ROWS
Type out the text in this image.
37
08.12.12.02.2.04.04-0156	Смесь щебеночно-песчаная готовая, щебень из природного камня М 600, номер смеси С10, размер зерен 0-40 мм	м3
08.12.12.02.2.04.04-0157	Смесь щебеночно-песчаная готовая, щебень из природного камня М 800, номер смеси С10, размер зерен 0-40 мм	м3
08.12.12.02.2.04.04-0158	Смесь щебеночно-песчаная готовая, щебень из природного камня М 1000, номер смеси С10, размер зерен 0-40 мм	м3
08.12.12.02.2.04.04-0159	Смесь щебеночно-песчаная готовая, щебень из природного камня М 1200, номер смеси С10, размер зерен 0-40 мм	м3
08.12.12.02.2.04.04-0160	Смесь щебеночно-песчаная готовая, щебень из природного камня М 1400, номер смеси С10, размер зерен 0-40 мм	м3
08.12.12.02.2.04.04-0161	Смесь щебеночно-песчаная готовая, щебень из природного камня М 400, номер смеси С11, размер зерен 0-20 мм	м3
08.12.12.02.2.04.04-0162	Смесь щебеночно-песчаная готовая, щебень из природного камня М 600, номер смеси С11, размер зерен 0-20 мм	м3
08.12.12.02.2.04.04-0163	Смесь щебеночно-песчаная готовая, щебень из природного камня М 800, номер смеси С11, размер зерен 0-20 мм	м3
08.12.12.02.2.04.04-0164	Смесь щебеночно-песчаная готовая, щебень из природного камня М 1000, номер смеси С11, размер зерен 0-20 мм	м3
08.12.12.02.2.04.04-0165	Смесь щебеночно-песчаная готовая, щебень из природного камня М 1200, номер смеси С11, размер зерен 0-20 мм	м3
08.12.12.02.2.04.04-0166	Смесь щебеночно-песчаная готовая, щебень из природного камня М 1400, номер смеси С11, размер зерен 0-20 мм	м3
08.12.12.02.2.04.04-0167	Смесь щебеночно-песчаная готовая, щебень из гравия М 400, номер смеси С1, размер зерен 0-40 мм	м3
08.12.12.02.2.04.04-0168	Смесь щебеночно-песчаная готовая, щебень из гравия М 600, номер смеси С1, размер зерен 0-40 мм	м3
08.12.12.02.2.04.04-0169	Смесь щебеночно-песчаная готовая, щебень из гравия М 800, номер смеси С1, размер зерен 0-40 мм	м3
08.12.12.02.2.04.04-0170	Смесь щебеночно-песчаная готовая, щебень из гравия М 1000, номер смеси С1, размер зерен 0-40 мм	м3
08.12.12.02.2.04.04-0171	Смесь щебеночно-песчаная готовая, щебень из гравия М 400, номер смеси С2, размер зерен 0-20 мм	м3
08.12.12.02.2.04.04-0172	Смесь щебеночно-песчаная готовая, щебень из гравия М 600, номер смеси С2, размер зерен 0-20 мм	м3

THE REQUEST
Show all lines from the listing above in which "гравия" appears.

ANSWER TO THE PROBLEM
08.12.12.02.2.04.04-0167	Смесь щебеночно-песчаная готовая, щебень из гравия М 400, номер смеси С1, размер зерен 0-40 мм	м3
08.12.12.02.2.04.04-0168	Смесь щебеночно-песчаная готовая, щебень из гравия М 600, номер смеси С1, размер зерен 0-40 мм	м3
08.12.12.02.2.04.04-0169	Смесь щебеночно-песчаная готовая, щебень из гравия М 800, номер смеси С1, размер зерен 0-40 мм	м3
08.12.12.02.2.04.04-0170	Смесь щебеночно-песчаная готовая, щебень из гравия М 1000, номер смеси С1, размер зерен 0-40 мм	м3
08.12.12.02.2.04.04-0171	Смесь щебеночно-песчаная готовая, щебень из гравия М 400, номер смеси С2, размер зерен 0-20 мм	м3
08.12.12.02.2.04.04-0172	Смесь щебеночно-песчаная готовая, щебень из гравия М 600, номер смеси С2, размер зерен 0-20 мм	м3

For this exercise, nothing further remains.